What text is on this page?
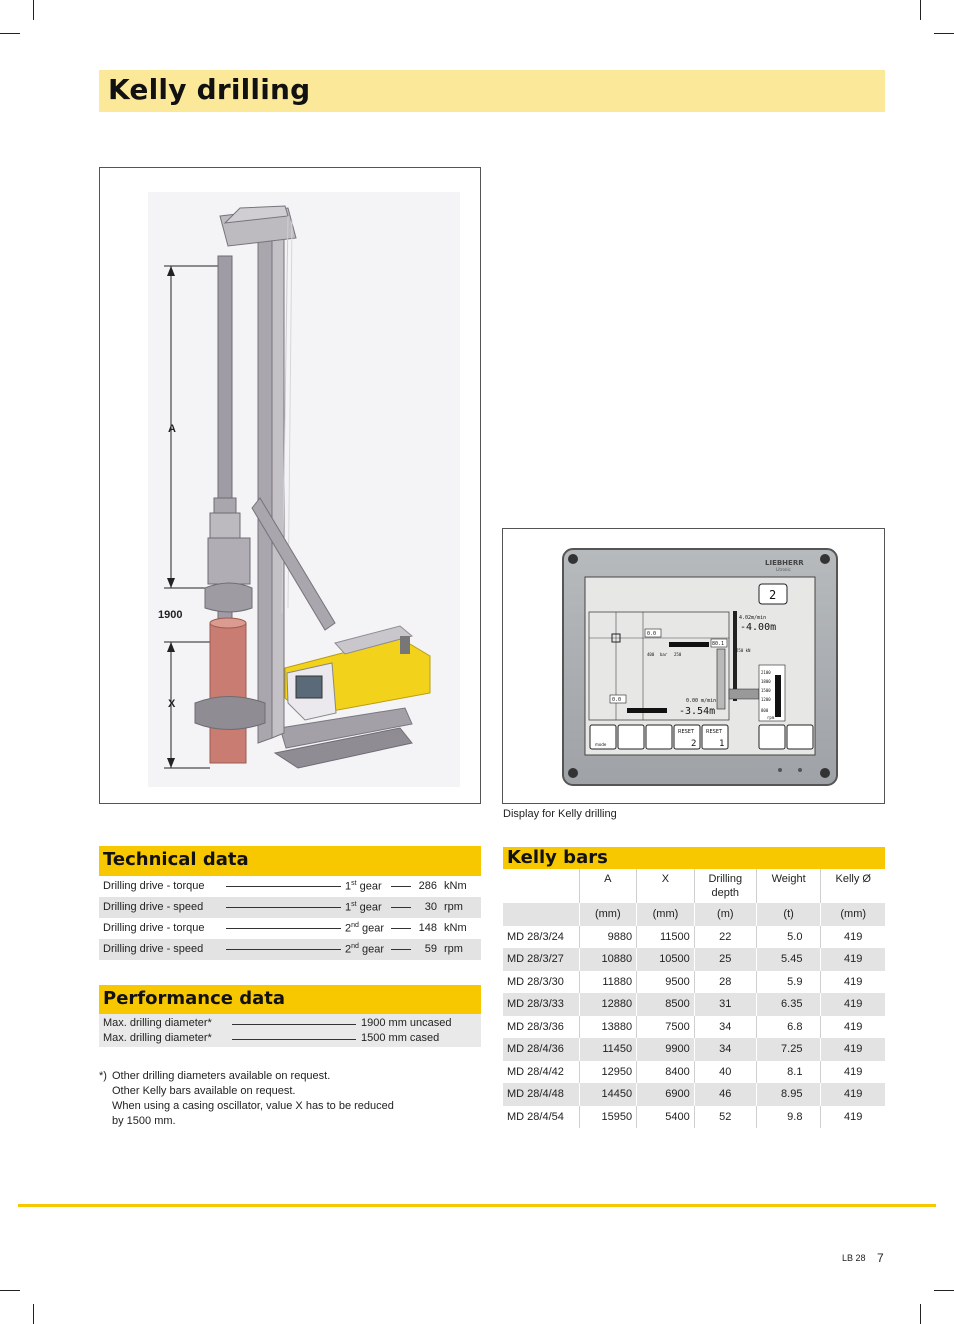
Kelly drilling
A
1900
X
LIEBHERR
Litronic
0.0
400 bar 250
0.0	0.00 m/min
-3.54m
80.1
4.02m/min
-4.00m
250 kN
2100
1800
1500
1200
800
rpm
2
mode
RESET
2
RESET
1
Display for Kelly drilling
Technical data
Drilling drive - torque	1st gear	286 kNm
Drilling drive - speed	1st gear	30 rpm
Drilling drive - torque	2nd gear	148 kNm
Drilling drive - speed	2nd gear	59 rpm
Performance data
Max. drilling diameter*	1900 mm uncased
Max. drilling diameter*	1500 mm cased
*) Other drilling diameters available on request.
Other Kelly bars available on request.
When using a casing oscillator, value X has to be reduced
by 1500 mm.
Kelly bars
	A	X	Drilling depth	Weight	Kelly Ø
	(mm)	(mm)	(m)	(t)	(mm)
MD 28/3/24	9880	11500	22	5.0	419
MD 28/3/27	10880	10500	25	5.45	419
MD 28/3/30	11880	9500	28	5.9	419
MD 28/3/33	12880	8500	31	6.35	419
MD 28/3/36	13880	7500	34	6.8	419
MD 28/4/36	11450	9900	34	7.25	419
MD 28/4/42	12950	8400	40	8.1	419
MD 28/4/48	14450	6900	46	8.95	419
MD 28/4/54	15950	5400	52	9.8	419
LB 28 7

• _Challenge_
Every entry must be reproduced exactly, with the images left out.

• _Complete response_
What text is on this page?
Kelly drilling
A
1900
X
LIEBHERR
Litronic
0.0
400 bar 250
0.0	0.00 m/min
-3.54m
80.1
4.02m/min
-4.00m
250 kN
2100
1800
1500
1200
800
rpm
2
mode
RESET
2
RESET
1
Display for Kelly drilling
Technical data
Drilling drive - torque	1st gear	286 kNm
Drilling drive - speed	1st gear	30 rpm
Drilling drive - torque	2nd gear	148 kNm
Drilling drive - speed	2nd gear	59 rpm
Performance data
Max. drilling diameter*	1900 mm uncased
Max. drilling diameter*	1500 mm cased
*) Other drilling diameters available on request.
Other Kelly bars available on request.
When using a casing oscillator, value X has to be reduced
by 1500 mm.
Kelly bars
	A	X	Drilling depth	Weight	Kelly Ø
	(mm)	(mm)	(m)	(t)	(mm)
MD 28/3/24	9880	11500	22	5.0	419
MD 28/3/27	10880	10500	25	5.45	419
MD 28/3/30	11880	9500	28	5.9	419
MD 28/3/33	12880	8500	31	6.35	419
MD 28/3/36	13880	7500	34	6.8	419
MD 28/4/36	11450	9900	34	7.25	419
MD 28/4/42	12950	8400	40	8.1	419
MD 28/4/48	14450	6900	46	8.95	419
MD 28/4/54	15950	5400	52	9.8	419
LB 28 7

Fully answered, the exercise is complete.